> _GIVEN PROBLEM_:
Your task is to give the number of lines in the listing that include "close", and nothing else.

Dataset rows about figures:

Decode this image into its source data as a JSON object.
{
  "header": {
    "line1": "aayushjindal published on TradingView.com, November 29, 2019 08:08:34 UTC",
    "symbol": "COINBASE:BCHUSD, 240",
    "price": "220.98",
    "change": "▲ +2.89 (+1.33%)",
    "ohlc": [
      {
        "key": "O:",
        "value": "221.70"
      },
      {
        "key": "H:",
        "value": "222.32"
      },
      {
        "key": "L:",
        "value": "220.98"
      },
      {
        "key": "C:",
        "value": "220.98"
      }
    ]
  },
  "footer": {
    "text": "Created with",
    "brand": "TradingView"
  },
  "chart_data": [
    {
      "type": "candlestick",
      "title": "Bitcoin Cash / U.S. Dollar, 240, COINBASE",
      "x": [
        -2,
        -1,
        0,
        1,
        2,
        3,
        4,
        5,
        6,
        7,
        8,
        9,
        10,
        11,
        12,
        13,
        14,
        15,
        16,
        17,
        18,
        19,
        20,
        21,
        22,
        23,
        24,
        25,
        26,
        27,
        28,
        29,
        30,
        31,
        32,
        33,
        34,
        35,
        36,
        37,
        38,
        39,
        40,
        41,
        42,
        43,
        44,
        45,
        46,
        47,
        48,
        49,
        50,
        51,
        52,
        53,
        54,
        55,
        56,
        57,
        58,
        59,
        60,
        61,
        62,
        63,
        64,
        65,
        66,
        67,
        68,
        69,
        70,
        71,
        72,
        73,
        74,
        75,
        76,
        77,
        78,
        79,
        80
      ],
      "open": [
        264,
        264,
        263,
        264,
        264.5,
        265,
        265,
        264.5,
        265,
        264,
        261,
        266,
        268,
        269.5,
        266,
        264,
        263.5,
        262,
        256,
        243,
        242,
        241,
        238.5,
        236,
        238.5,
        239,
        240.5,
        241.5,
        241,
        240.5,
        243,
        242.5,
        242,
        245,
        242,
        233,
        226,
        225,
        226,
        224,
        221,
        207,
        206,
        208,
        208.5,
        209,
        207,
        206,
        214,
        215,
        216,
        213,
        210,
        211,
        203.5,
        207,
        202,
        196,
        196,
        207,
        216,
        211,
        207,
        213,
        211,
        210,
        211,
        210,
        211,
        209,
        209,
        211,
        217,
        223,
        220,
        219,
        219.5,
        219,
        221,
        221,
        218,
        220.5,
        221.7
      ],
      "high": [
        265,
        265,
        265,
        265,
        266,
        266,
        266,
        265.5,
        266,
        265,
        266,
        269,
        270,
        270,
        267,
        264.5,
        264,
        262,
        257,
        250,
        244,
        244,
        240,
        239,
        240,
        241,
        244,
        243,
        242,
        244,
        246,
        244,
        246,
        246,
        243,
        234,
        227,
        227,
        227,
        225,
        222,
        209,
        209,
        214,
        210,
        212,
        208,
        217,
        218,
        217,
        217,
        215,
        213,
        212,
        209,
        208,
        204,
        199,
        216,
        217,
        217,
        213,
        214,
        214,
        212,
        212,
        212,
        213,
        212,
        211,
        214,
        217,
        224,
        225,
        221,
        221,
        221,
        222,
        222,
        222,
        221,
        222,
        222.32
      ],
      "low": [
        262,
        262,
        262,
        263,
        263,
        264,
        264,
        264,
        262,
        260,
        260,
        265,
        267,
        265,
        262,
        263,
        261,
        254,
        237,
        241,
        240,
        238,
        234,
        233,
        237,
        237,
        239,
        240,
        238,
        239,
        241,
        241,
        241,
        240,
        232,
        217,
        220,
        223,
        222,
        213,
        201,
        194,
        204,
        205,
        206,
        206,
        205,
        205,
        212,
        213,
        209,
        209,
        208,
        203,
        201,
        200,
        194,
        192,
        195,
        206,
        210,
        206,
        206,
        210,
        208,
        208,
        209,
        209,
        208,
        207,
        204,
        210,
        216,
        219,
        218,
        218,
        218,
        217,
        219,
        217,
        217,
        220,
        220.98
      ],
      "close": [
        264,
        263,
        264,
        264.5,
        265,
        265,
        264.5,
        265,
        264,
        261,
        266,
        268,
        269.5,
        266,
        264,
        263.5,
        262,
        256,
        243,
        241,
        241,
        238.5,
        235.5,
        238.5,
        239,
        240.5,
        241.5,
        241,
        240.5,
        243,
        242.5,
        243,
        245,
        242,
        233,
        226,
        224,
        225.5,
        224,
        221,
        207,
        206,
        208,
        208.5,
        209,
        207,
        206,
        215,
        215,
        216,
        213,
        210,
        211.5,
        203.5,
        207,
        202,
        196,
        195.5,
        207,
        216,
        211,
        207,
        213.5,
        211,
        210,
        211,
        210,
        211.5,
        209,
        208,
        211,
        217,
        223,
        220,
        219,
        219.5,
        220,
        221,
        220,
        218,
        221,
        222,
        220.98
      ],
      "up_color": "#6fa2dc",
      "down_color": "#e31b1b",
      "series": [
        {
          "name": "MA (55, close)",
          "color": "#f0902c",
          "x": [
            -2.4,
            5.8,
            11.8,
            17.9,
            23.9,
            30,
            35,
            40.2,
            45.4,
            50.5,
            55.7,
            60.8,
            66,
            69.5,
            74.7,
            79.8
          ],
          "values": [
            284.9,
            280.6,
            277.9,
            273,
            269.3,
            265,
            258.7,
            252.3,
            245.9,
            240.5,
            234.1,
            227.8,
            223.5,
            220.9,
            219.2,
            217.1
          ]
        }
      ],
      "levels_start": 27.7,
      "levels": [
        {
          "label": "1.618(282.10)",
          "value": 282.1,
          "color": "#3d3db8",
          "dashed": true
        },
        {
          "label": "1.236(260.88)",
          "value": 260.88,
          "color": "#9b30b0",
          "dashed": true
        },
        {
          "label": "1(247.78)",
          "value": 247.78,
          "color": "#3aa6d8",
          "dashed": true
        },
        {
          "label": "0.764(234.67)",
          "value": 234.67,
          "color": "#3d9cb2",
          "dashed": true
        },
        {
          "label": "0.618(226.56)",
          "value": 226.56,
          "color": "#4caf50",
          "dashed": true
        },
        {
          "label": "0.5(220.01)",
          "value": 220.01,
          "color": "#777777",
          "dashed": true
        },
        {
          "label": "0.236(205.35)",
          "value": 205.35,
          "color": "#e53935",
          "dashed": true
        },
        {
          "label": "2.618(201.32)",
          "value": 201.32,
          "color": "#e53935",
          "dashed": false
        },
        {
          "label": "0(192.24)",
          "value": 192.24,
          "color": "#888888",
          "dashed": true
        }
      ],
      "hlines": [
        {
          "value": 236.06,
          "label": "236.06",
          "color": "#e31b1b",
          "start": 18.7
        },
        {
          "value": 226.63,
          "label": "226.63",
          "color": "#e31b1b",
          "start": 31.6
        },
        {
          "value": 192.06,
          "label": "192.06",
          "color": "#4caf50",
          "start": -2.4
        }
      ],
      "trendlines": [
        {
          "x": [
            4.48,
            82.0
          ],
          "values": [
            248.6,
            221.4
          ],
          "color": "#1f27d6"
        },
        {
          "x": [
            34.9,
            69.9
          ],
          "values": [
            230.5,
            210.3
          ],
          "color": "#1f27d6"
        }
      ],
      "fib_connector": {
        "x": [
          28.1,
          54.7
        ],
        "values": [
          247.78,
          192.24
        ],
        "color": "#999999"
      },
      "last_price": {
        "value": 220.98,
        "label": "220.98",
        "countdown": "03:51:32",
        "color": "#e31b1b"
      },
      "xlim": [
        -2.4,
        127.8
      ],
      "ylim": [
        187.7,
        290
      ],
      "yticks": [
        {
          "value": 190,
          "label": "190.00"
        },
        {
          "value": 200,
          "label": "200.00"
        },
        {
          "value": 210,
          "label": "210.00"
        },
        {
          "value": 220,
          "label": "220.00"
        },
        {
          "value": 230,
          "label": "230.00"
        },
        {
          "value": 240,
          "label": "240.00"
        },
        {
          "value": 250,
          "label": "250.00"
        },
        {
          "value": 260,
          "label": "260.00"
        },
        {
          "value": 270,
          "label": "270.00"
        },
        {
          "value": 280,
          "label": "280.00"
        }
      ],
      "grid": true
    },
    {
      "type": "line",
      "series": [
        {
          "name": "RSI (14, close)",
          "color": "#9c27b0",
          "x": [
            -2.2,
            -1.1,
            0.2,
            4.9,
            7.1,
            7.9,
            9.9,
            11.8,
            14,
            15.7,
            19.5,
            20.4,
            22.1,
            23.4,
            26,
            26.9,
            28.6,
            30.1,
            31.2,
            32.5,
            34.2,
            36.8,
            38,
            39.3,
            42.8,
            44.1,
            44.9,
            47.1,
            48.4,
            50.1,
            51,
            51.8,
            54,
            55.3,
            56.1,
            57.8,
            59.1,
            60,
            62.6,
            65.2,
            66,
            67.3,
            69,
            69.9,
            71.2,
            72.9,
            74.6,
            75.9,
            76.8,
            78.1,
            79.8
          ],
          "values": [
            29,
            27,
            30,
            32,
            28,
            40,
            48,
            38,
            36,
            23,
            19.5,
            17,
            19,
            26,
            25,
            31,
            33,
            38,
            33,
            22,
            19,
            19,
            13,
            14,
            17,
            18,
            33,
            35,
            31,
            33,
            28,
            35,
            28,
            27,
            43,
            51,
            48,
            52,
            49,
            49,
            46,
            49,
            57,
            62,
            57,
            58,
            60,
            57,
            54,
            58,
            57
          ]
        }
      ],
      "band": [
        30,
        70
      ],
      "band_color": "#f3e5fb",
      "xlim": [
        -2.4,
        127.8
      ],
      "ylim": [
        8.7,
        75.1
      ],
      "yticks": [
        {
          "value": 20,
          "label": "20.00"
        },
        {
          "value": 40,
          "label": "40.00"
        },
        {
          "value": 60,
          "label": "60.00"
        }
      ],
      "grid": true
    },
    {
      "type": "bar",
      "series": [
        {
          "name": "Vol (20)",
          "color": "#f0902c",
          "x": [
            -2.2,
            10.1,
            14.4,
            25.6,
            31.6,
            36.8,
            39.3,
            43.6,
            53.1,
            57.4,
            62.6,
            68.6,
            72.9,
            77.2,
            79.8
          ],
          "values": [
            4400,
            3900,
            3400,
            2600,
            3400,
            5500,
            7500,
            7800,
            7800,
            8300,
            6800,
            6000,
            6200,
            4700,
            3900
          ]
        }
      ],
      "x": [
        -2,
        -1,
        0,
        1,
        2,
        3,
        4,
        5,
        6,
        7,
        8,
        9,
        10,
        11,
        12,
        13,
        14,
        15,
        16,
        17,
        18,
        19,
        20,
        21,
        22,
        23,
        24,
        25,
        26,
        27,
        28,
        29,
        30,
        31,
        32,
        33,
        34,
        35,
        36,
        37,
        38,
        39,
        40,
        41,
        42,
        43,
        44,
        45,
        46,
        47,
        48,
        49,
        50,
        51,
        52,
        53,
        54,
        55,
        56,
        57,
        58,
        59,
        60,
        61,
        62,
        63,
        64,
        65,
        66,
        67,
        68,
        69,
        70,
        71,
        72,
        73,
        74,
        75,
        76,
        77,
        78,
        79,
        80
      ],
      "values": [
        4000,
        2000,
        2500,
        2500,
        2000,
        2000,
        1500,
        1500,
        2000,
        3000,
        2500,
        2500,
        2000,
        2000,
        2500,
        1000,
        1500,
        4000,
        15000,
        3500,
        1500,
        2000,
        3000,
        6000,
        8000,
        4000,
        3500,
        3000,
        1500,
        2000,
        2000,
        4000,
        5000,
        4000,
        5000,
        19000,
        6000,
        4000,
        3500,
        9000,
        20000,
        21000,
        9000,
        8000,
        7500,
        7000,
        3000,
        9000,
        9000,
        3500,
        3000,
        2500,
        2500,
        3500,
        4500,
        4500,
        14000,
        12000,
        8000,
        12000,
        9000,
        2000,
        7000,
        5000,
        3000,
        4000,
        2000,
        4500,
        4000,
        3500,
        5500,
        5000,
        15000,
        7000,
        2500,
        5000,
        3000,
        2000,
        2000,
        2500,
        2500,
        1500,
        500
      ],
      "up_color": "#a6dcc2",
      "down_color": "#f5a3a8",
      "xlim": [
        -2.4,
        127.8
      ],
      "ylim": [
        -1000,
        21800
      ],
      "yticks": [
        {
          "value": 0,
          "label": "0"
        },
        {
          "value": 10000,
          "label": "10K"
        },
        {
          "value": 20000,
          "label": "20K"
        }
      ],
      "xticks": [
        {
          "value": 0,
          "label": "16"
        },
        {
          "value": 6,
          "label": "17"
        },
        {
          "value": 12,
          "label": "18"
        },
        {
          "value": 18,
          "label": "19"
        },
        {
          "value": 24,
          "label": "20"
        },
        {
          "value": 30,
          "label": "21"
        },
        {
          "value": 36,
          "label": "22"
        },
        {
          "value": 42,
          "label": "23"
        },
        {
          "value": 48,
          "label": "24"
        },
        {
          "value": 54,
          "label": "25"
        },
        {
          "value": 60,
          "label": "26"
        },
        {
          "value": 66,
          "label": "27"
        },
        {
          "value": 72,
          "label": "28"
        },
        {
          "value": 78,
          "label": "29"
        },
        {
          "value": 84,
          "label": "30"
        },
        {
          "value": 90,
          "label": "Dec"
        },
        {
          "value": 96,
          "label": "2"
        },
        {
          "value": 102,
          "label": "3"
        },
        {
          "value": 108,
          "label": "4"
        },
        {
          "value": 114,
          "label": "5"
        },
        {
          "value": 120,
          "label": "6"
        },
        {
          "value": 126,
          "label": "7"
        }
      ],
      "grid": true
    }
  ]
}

> _CORRECT RESPONSE_:
3